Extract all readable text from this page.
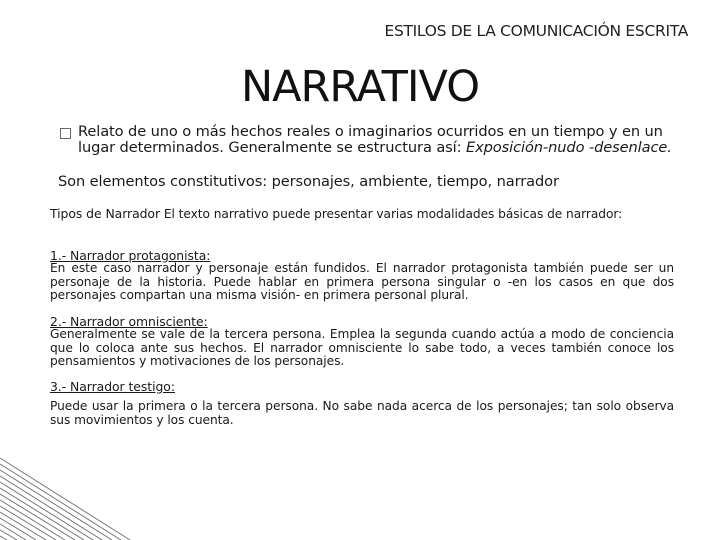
ESTILOS DE LA COMUNICACIÓN ESCRITA
NARRATIVO
Relato de uno o más hechos reales o imaginarios ocurridos en un tiempo y en un lugar determinados. Generalmente se estructura así: Exposición-nudo -desenlace.
Son elementos constitutivos: personajes, ambiente, tiempo, narrador
Tipos de Narrador El texto narrativo puede presentar varias modalidades básicas de narrador:
1.- Narrador protagonista:
En este caso narrador y personaje están fundidos. El narrador protagonista también puede ser un personaje de la historia. Puede hablar en primera persona singular o -en los casos en que dos personajes compartan una misma visión- en primera personal plural.
2.- Narrador omnisciente:
Generalmente se vale de la tercera persona. Emplea la segunda cuando actúa a modo de conciencia que lo coloca ante sus hechos. El narrador omnisciente lo sabe todo, a veces también conoce los pensamientos y motivaciones de los personajes.
3.- Narrador testigo:
Puede usar la primera o la tercera persona. No sabe nada acerca de los personajes; tan solo observa sus movimientos y los cuenta.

☆ ☆ ☆ ☆

## INSTRUCTION
Transcribe each line above verbatim, with the pictures left out.

## RESULT OF THIS TASK
Extract all readable text from this page.
ESTILOS DE LA COMUNICACIÓN ESCRITA
NARRATIVO
Relato de uno o más hechos reales o imaginarios ocurridos en un tiempo y en un lugar determinados. Generalmente se estructura así: Exposición-nudo -desenlace.
Son elementos constitutivos: personajes, ambiente, tiempo, narrador
Tipos de Narrador El texto narrativo puede presentar varias modalidades básicas de narrador:
1.- Narrador protagonista:
En este caso narrador y personaje están fundidos. El narrador protagonista también puede ser un personaje de la historia. Puede hablar en primera persona singular o -en los casos en que dos personajes compartan una misma visión- en primera personal plural.
2.- Narrador omnisciente:
Generalmente se vale de la tercera persona. Emplea la segunda cuando actúa a modo de conciencia que lo coloca ante sus hechos. El narrador omnisciente lo sabe todo, a veces también conoce los pensamientos y motivaciones de los personajes.
3.- Narrador testigo:
Puede usar la primera o la tercera persona. No sabe nada acerca de los personajes; tan solo observa sus movimientos y los cuenta.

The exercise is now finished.